[Dataset rows]
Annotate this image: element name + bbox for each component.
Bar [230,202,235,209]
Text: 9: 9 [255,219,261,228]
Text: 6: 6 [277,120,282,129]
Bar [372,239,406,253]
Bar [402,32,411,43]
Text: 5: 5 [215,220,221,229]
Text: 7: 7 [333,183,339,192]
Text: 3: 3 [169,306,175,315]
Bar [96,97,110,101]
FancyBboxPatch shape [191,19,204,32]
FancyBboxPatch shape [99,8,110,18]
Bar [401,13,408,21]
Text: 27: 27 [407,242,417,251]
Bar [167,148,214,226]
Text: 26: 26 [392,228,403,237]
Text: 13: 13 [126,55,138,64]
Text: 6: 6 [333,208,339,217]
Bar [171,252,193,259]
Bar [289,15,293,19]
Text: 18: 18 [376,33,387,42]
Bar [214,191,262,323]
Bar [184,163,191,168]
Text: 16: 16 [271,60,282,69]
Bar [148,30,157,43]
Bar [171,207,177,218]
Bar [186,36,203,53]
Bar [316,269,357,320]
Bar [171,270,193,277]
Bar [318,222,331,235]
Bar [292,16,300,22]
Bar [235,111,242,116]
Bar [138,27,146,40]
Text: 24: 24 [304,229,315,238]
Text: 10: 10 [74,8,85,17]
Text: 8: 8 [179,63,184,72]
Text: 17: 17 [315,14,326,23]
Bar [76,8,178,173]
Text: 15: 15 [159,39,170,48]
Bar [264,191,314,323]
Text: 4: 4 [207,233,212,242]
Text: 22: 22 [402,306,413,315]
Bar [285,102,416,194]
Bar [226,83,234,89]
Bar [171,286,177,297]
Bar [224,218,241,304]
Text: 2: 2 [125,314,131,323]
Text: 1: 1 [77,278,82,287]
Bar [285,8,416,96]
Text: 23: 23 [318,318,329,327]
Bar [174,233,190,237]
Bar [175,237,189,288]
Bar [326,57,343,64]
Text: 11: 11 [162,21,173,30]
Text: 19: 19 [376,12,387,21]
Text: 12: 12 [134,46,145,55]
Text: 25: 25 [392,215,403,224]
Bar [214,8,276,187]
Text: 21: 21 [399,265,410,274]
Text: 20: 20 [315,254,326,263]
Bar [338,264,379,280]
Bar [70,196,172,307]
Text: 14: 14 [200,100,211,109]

- Given task: Convert every line of the entries into a JSON list of strings, one string per line, omitting blank lines.

- Solution for this exercise:
[
  "Annotate this image: element name + bbox for each component.",
  "Bar [230,202,235,209]",
  "Text: 9: 9 [255,219,261,228]",
  "Text: 6: 6 [277,120,282,129]",
  "Bar [372,239,406,253]",
  "Bar [402,32,411,43]",
  "Text: 5: 5 [215,220,221,229]",
  "Text: 7: 7 [333,183,339,192]",
  "Text: 3: 3 [169,306,175,315]",
  "Bar [96,97,110,101]",
  "FancyBboxPatch shape [191,19,204,32]",
  "FancyBboxPatch shape [99,8,110,18]",
  "Bar [401,13,408,21]",
  "Text: 27: 27 [407,242,417,251]",
  "Bar [167,148,214,226]",
  "Text: 26: 26 [392,228,403,237]",
  "Text: 13: 13 [126,55,138,64]",
  "Text: 6: 6 [333,208,339,217]",
  "Bar [171,252,193,259]",
  "Bar [289,15,293,19]",
  "Text: 18: 18 [376,33,387,42]",
  "Bar [214,191,262,323]",
  "Bar [184,163,191,168]",
  "Text: 16: 16 [271,60,282,69]",
  "Bar [148,30,157,43]",
  "Bar [171,207,177,218]",
  "Bar [186,36,203,53]",
  "Bar [316,269,357,320]",
  "Bar [171,270,193,277]",
  "Bar [318,222,331,235]",
  "Bar [292,16,300,22]",
  "Bar [235,111,242,116]",
  "Bar [138,27,146,40]",
  "Text: 24: 24 [304,229,315,238]",
  "Text: 10: 10 [74,8,85,17]",
  "Text: 8: 8 [179,63,184,72]",
  "Text: 17: 17 [315,14,326,23]",
  "Bar [76,8,178,173]",
  "Text: 15: 15 [159,39,170,48]",
  "Bar [264,191,314,323]",
  "Text: 4: 4 [207,233,212,242]",
  "Text: 22: 22 [402,306,413,315]",
  "Bar [285,102,416,194]",
  "Bar [226,83,234,89]",
  "Bar [171,286,177,297]",
  "Bar [224,218,241,304]",
  "Text: 2: 2 [125,314,131,323]",
  "Text: 1: 1 [77,278,82,287]",
  "Bar [285,8,416,96]",
  "Text: 23: 23 [318,318,329,327]",
  "Bar [174,233,190,237]",
  "Bar [175,237,189,288]",
  "Bar [326,57,343,64]",
  "Text: 11: 11 [162,21,173,30]",
  "Text: 19: 19 [376,12,387,21]",
  "Text: 12: 12 [134,46,145,55]",
  "Text: 25: 25 [392,215,403,224]",
  "Bar [214,8,276,187]",
  "Text: 21: 21 [399,265,410,274]",
  "Text: 20: 20 [315,254,326,263]",
  "Bar [338,264,379,280]",
  "Bar [70,196,172,307]",
  "Text: 14: 14 [200,100,211,109]"
]